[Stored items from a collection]
┌──

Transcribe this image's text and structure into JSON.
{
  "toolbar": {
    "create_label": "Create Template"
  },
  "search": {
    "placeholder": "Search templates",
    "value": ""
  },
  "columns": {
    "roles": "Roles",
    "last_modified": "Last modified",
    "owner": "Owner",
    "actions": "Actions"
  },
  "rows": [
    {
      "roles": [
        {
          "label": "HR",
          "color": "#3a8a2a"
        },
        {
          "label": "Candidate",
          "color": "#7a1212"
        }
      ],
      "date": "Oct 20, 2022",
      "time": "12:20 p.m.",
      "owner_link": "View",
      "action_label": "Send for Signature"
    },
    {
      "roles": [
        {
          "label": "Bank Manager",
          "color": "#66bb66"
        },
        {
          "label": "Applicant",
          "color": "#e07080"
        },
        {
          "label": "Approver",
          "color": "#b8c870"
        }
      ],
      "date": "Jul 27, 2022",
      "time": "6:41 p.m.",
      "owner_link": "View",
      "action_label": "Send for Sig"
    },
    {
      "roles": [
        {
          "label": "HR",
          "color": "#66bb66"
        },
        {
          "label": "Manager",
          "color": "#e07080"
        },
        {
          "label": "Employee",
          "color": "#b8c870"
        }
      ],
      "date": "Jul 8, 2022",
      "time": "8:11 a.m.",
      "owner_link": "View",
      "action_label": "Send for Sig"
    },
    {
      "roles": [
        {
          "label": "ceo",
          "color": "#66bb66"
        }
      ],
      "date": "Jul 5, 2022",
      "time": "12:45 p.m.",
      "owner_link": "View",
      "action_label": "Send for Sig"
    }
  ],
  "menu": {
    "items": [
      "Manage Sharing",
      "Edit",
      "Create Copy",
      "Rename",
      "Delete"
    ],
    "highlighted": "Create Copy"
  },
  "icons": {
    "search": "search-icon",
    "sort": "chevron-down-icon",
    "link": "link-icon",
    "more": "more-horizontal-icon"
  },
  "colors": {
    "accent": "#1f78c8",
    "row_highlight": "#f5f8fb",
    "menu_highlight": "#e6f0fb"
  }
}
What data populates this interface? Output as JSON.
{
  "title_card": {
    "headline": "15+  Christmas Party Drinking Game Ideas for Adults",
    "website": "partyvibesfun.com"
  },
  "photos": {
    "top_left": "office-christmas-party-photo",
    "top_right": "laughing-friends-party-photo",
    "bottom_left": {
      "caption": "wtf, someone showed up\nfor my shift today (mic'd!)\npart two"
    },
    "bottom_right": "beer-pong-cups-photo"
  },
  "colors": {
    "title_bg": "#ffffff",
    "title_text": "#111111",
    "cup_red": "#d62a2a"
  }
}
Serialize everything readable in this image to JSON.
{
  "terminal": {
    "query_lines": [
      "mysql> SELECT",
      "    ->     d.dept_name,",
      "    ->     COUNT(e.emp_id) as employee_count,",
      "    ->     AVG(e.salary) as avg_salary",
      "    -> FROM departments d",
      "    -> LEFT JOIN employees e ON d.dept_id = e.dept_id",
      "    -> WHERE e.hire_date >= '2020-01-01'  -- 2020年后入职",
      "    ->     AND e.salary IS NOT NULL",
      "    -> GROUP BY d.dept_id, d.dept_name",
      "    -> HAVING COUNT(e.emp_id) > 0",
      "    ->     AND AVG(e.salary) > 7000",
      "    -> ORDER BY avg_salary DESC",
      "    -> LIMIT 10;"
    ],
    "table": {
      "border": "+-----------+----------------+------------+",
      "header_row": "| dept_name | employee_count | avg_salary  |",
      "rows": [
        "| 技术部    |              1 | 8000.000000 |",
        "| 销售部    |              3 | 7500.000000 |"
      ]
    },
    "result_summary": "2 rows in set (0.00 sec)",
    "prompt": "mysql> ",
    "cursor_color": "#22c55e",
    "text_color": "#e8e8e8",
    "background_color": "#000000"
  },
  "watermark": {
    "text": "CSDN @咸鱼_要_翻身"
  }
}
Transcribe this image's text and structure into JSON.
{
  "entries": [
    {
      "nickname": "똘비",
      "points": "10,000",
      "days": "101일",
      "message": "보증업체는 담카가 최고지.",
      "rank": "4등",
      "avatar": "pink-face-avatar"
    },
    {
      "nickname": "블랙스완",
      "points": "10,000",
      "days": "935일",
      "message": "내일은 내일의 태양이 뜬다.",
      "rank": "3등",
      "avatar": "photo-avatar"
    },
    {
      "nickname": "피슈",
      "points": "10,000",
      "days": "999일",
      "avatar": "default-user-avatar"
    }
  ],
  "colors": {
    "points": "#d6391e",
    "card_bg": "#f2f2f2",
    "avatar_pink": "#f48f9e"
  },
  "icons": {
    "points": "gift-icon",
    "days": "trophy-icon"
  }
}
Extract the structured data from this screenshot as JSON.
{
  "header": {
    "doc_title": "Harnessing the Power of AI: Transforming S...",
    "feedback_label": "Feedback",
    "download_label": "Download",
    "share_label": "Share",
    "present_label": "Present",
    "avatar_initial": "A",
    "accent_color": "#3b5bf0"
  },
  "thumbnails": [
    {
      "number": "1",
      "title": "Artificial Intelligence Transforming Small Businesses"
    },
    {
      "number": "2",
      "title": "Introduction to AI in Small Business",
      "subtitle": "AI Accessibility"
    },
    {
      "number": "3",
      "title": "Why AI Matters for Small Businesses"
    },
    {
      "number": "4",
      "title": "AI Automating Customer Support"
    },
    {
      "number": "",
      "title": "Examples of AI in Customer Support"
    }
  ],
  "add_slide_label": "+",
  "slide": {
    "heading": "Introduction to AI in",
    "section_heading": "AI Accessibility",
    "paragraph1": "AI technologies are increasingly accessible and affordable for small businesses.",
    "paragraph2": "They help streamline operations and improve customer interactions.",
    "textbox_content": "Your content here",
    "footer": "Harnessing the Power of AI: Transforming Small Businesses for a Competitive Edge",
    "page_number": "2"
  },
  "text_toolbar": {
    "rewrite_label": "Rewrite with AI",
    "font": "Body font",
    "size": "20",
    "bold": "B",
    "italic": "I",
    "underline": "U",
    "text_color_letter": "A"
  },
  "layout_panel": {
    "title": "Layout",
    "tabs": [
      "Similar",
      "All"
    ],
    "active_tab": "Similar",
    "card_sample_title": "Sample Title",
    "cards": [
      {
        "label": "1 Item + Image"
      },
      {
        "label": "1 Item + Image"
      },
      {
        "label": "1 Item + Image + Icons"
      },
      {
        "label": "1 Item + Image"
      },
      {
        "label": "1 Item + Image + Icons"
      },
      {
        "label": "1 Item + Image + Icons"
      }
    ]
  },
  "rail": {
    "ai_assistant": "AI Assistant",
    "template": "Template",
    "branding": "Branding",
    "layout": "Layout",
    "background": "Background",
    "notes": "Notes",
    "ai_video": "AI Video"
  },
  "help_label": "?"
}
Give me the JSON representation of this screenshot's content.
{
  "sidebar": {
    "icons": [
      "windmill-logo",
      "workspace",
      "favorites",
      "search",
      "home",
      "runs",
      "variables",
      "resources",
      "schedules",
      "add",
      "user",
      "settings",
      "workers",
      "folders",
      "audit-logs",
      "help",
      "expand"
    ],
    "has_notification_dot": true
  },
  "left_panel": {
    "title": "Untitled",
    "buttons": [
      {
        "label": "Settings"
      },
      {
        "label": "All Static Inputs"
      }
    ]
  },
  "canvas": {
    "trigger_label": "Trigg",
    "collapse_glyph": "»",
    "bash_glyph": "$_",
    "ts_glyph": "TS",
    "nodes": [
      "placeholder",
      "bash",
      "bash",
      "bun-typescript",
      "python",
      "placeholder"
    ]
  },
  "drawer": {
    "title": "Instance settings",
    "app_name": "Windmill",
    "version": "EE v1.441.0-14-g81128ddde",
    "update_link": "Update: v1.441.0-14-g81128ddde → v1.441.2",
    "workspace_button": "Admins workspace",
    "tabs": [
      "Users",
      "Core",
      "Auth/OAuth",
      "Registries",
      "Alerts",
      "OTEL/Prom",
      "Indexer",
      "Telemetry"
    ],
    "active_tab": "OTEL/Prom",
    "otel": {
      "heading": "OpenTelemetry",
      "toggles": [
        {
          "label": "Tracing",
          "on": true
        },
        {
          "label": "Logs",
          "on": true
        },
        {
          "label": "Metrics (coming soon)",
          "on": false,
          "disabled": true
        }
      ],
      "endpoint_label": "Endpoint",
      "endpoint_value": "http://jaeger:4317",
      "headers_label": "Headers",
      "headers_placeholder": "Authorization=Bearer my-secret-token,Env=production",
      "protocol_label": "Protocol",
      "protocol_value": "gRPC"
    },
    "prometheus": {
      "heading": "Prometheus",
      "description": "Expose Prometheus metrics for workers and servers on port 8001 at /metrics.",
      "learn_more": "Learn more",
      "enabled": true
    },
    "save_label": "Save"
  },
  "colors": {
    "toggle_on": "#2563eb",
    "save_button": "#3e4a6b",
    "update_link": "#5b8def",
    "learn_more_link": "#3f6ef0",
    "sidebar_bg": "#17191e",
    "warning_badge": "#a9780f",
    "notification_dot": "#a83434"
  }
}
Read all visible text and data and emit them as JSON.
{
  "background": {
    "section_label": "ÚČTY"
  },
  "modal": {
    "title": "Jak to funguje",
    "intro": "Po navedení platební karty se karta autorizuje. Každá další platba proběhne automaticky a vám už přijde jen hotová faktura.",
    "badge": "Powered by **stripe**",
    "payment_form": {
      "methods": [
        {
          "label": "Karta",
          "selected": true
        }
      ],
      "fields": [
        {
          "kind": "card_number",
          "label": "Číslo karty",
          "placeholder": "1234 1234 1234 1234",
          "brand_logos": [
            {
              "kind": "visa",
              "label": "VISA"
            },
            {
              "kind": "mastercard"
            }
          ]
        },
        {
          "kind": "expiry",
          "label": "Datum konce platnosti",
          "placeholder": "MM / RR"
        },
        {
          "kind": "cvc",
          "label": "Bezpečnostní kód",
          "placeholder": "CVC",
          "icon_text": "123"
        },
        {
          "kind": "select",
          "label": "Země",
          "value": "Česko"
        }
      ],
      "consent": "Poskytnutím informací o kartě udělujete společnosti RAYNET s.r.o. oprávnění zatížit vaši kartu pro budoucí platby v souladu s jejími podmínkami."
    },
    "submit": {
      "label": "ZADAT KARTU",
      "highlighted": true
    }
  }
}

└──

Exercise instructions:
Every line that holds the word "rows" counts once; state the total number of such lines and nothing else.

Task result:
3